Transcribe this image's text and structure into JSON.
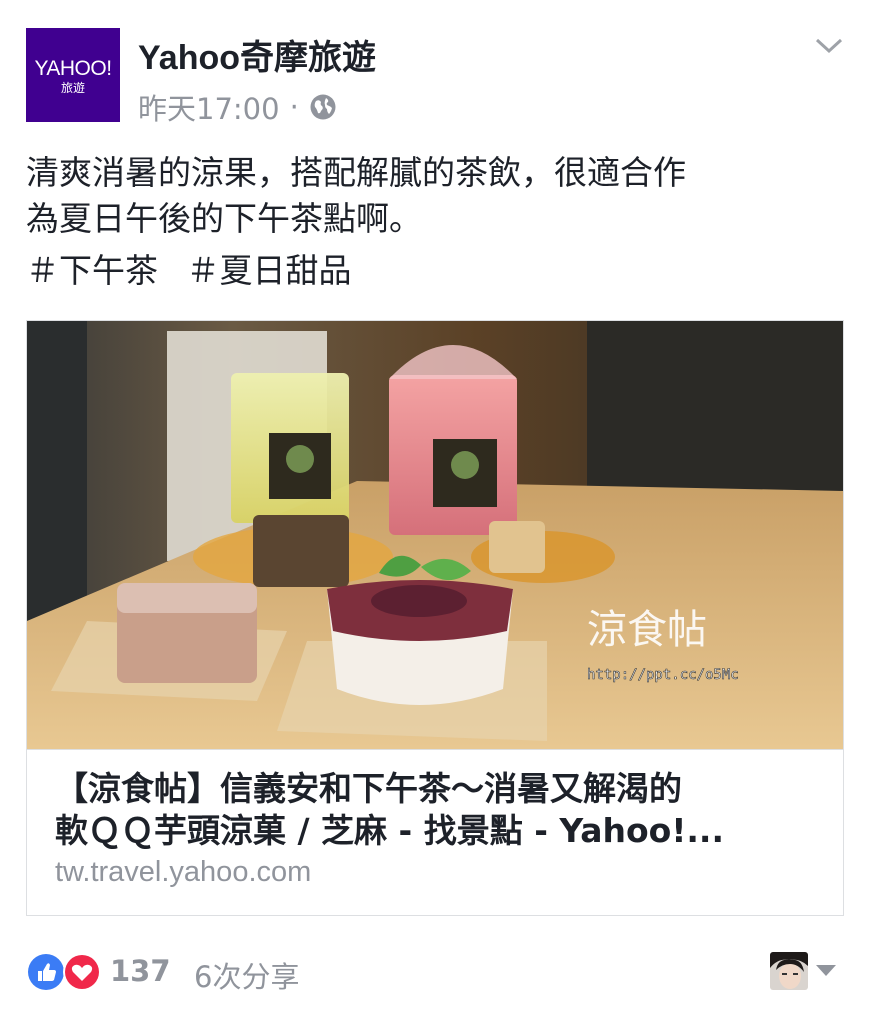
{
  "post": {
    "page_name": "Yahoo奇摩旅遊",
    "avatar_logo": "YAHOO!",
    "avatar_sub": "旅遊",
    "timestamp": "昨天17:00",
    "separator": "·",
    "privacy_icon": "globe-icon",
    "menu_icon": "chevron-down-icon",
    "text_line1": "清爽消暑的涼果，搭配解膩的茶飲，很適合作",
    "text_line2": "為夏日午後的下午茶點啊。",
    "hashtags": [
      "＃下午茶",
      "＃夏日甜品"
    ]
  },
  "link_card": {
    "photo_watermark": "涼食帖",
    "photo_url_text": "http://ppt.cc/o5Mc",
    "title_line1": "【涼食帖】信義安和下午茶～消暑又解渴的",
    "title_line2": "軟ＱＱ芋頭涼菓 / 芝麻 - 找景點 - Yahoo!...",
    "domain": "tw.travel.yahoo.com"
  },
  "footer": {
    "reaction_icons": [
      "like-icon",
      "love-icon"
    ],
    "reaction_count": "137",
    "share_count": "6次分享"
  },
  "colors": {
    "yahoo_purple": "#400090",
    "like_blue": "#3b7cf5",
    "love_red": "#f0284a",
    "meta_gray": "#90949c"
  }
}
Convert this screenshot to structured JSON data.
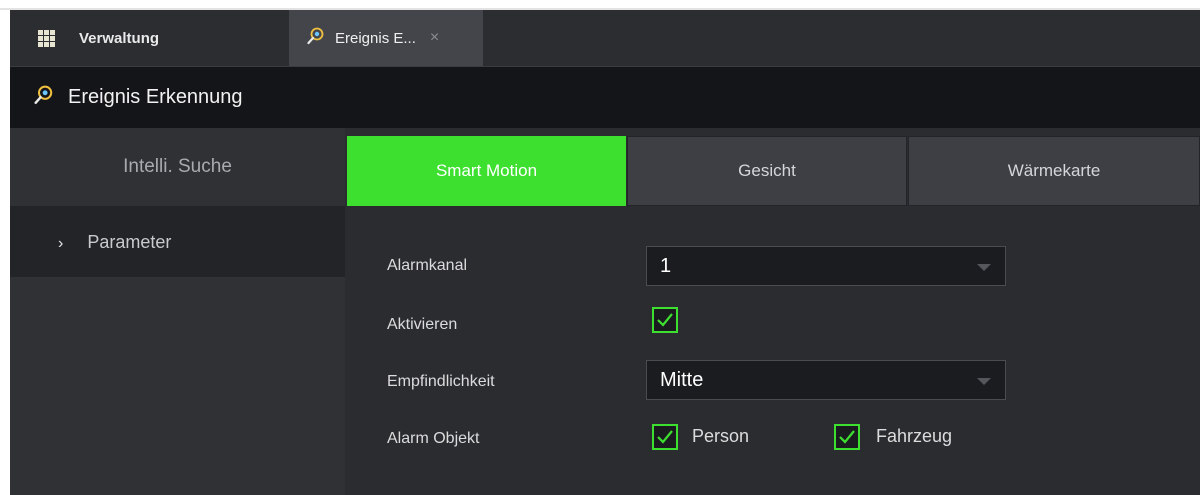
{
  "tabs": {
    "home_label": "Verwaltung",
    "event_label": "Ereignis E...",
    "close_glyph": "×"
  },
  "header": {
    "title": "Ereignis Erkennung"
  },
  "sidebar": {
    "heading": "Intelli. Suche",
    "items": [
      {
        "chevron": "›",
        "label": "Parameter"
      }
    ]
  },
  "content_tabs": [
    {
      "label": "Smart Motion",
      "active": true
    },
    {
      "label": "Gesicht",
      "active": false
    },
    {
      "label": "Wärmekarte",
      "active": false
    }
  ],
  "form": {
    "alarm_channel_label": "Alarmkanal",
    "alarm_channel_value": "1",
    "enable_label": "Aktivieren",
    "enable_checked": true,
    "sensitivity_label": "Empfindlichkeit",
    "sensitivity_value": "Mitte",
    "alarm_object_label": "Alarm Objekt",
    "objects": [
      {
        "label": "Person",
        "checked": true
      },
      {
        "label": "Fahrzeug",
        "checked": true
      }
    ]
  },
  "colors": {
    "accent": "#3ee030",
    "background": "#2a2c30",
    "header": "#141518"
  },
  "icons": [
    "grid-icon",
    "event-search-icon",
    "close-icon",
    "chevron-right-icon",
    "dropdown-caret-icon",
    "checkmark-icon"
  ]
}
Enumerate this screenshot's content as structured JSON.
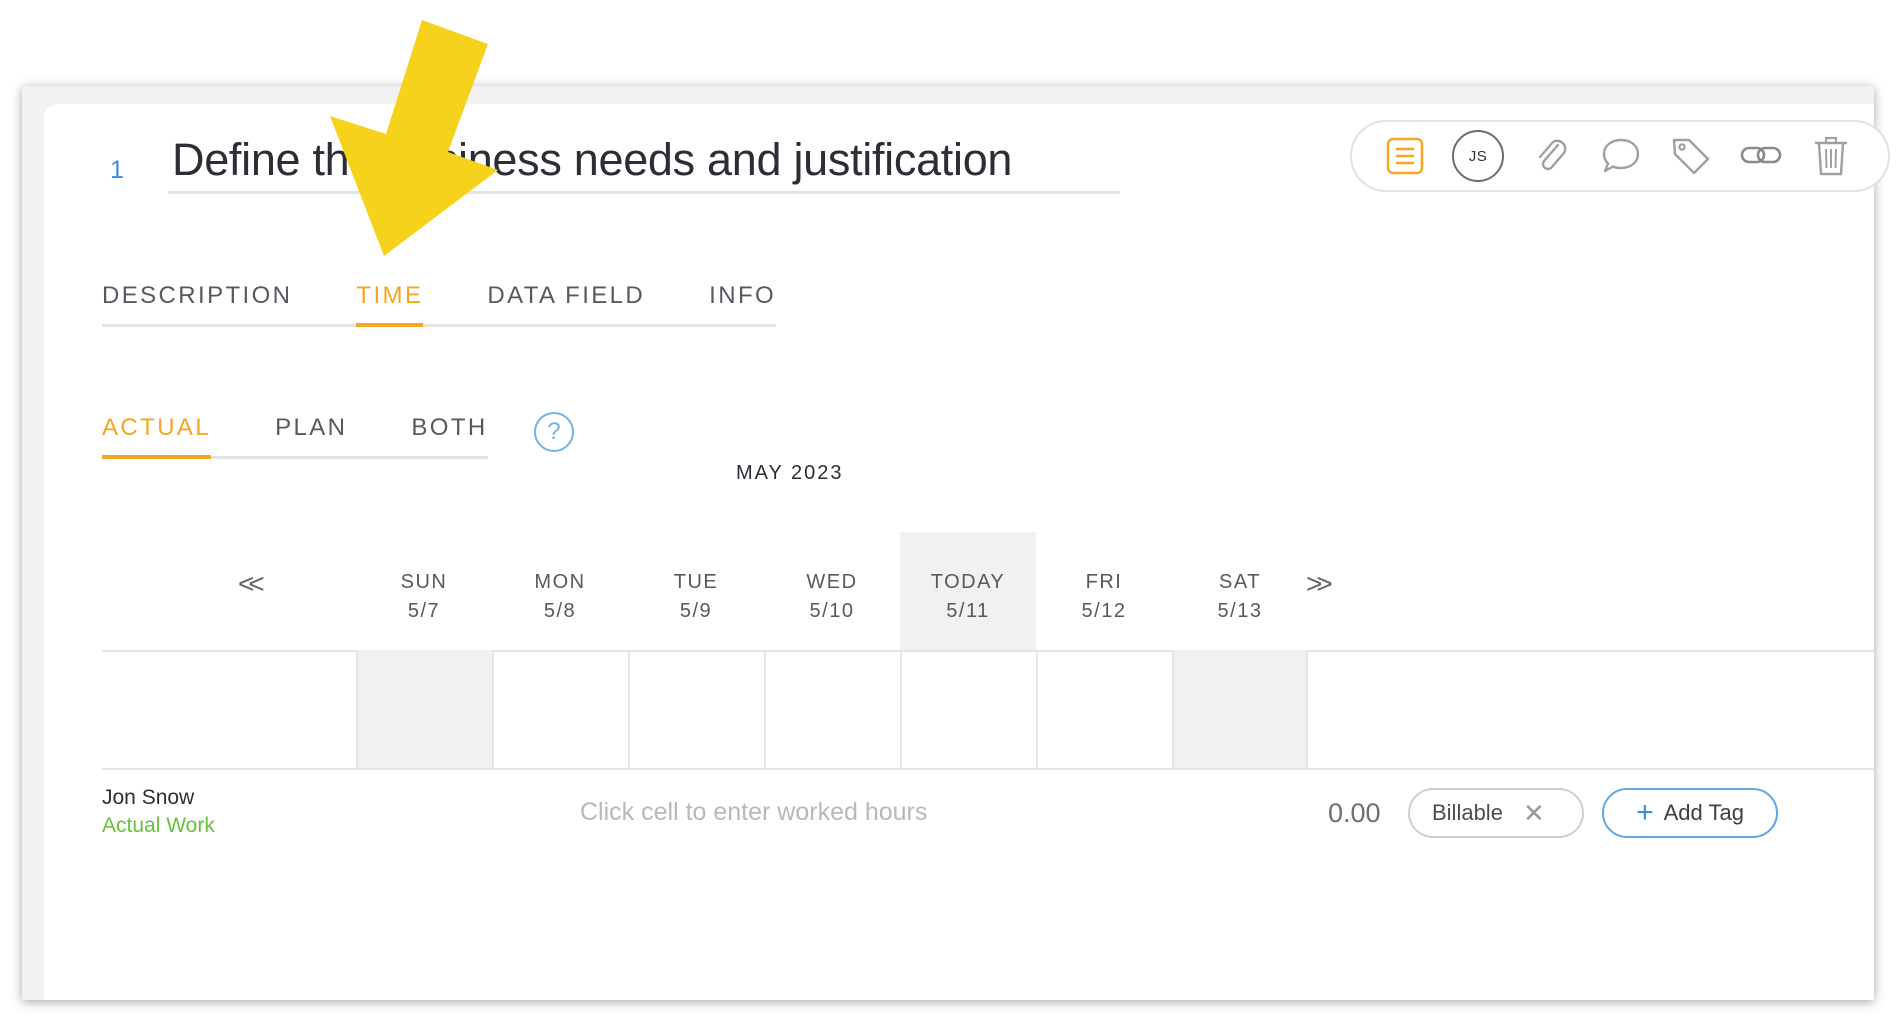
++++++++++++++++++++
Pictures are to be left out; repeat all the remaining data exactly.

Transcribe this image's text and structure into JSON.
{
  "post": {
    "page_name": "Yahoo奇摩旅遊",
    "avatar_logo": "YAHOO!",
    "avatar_sub": "旅遊",
    "timestamp": "昨天17:00",
    "separator": "·",
    "privacy_icon": "globe-icon",
    "menu_icon": "chevron-down-icon",
    "text_line1": "清爽消暑的涼果，搭配解膩的茶飲，很適合作",
    "text_line2": "為夏日午後的下午茶點啊。",
    "hashtags": [
      "＃下午茶",
      "＃夏日甜品"
    ]
  },
  "link_card": {
    "photo_watermark": "涼食帖",
    "photo_url_text": "http://ppt.cc/o5Mc",
    "title_line1": "【涼食帖】信義安和下午茶～消暑又解渴的",
    "title_line2": "軟ＱＱ芋頭涼菓 / 芝麻 - 找景點 - Yahoo!...",
    "domain": "tw.travel.yahoo.com"
  },
  "footer": {
    "reaction_icons": [
      "like-icon",
      "love-icon"
    ],
    "reaction_count": "137",
    "share_count": "6次分享"
  },
  "colors": {
    "yahoo_purple": "#400090",
    "like_blue": "#3b7cf5",
    "love_red": "#f0284a",
    "meta_gray": "#90949c"
  }
}
Convert this screenshot to structured JSON data.
{
  "tabs": {
    "home_label": "Verwaltung",
    "event_label": "Ereignis E...",
    "close_glyph": "×"
  },
  "header": {
    "title": "Ereignis Erkennung"
  },
  "sidebar": {
    "heading": "Intelli. Suche",
    "items": [
      {
        "chevron": "›",
        "label": "Parameter"
      }
    ]
  },
  "content_tabs": [
    {
      "label": "Smart Motion",
      "active": true
    },
    {
      "label": "Gesicht",
      "active": false
    },
    {
      "label": "Wärmekarte",
      "active": false
    }
  ],
  "form": {
    "alarm_channel_label": "Alarmkanal",
    "alarm_channel_value": "1",
    "enable_label": "Aktivieren",
    "enable_checked": true,
    "sensitivity_label": "Empfindlichkeit",
    "sensitivity_value": "Mitte",
    "alarm_object_label": "Alarm Objekt",
    "objects": [
      {
        "label": "Person",
        "checked": true
      },
      {
        "label": "Fahrzeug",
        "checked": true
      }
    ]
  },
  "colors": {
    "accent": "#3ee030",
    "background": "#2a2c30",
    "header": "#141518"
  },
  "icons": [
    "grid-icon",
    "event-search-icon",
    "close-icon",
    "chevron-right-icon",
    "dropdown-caret-icon",
    "checkmark-icon"
  ]
}
Enumerate this screenshot's content as structured JSON.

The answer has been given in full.